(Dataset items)
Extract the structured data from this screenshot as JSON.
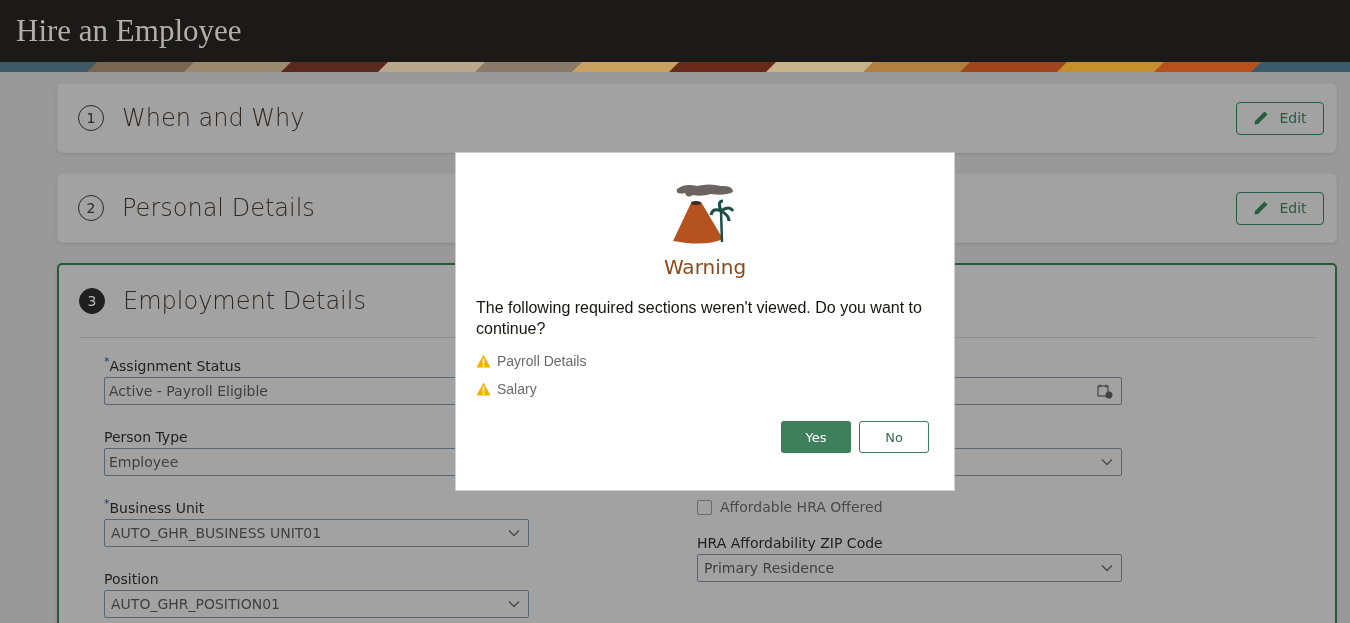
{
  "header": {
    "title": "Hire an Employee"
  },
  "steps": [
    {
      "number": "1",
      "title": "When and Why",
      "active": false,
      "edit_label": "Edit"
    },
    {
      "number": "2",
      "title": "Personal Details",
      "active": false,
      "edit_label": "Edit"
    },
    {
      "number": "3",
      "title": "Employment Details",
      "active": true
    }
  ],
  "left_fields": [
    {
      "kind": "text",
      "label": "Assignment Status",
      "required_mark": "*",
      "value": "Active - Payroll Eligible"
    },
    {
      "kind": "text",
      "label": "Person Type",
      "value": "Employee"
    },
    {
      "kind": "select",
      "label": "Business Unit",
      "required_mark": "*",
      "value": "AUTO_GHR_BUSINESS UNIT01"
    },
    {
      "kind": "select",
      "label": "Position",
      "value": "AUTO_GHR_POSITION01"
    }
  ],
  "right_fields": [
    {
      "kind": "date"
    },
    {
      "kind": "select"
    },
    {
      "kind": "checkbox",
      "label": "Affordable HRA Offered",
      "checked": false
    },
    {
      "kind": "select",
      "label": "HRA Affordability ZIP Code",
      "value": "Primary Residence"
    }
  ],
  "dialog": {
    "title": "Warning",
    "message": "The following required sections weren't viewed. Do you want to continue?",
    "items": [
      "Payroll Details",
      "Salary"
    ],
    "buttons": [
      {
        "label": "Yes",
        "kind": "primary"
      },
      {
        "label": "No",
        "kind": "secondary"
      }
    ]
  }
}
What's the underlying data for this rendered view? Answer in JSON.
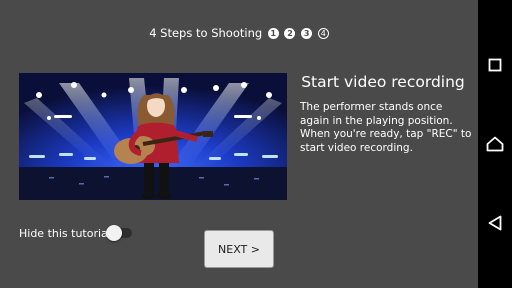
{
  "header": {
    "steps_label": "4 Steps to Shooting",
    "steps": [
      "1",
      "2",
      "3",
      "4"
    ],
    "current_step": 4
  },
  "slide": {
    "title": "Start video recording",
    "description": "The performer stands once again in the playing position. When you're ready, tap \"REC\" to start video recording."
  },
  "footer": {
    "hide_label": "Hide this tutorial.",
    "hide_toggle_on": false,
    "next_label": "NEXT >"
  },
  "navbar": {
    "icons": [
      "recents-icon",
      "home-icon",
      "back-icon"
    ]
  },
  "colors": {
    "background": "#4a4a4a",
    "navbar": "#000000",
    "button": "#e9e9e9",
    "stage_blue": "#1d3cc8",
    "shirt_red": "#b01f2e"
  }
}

==

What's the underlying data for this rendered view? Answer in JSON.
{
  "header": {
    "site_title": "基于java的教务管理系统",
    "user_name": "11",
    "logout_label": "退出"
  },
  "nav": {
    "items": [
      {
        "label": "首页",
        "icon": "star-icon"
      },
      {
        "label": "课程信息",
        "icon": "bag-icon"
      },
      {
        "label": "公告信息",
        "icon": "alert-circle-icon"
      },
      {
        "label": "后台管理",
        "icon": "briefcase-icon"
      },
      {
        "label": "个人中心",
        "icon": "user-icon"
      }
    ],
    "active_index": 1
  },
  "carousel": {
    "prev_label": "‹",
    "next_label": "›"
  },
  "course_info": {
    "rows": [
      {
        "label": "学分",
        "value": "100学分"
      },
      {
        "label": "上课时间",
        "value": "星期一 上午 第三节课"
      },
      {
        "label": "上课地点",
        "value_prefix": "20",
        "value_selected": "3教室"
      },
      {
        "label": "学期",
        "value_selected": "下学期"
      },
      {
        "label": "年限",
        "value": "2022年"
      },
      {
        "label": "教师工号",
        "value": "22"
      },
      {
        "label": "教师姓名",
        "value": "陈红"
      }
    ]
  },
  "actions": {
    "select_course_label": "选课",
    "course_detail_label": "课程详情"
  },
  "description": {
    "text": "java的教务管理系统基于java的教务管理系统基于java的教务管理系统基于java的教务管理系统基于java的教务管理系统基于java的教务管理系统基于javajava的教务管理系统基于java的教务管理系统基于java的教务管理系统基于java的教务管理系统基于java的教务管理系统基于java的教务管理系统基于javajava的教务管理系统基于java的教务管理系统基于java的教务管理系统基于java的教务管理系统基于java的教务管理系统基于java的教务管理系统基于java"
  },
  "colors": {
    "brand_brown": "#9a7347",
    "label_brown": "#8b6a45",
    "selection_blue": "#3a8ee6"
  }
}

* * *

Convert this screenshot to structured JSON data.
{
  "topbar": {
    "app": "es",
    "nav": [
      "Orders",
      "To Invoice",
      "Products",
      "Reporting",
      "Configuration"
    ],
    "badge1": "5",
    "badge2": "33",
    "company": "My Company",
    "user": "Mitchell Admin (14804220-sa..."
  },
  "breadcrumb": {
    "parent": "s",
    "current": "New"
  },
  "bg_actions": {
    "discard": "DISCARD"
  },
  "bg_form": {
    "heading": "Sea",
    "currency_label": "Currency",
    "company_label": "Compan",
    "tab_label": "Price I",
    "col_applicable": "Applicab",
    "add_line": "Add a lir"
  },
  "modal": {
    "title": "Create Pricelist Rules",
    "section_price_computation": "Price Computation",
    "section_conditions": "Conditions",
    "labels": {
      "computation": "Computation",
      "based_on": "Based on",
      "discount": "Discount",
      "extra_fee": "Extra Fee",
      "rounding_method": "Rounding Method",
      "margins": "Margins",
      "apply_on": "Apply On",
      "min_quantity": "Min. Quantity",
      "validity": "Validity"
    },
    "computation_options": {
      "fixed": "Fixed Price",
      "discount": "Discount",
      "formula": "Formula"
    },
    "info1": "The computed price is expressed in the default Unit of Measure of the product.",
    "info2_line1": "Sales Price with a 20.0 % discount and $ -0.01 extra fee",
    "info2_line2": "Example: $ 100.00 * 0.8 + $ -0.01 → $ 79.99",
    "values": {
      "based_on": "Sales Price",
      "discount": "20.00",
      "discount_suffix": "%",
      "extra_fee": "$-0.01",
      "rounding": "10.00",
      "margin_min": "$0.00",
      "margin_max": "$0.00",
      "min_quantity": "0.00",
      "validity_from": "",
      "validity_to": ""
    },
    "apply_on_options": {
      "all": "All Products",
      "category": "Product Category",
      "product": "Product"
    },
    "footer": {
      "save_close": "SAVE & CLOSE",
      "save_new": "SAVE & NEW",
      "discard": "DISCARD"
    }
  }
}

> THE PROBLEM
Only lines with the word "structured" are wanted, so copy each one from the records.

> PROBLEM SOLUTION
Extract the structured data from this screenshot as JSON.
Convert this screenshot to structured JSON data.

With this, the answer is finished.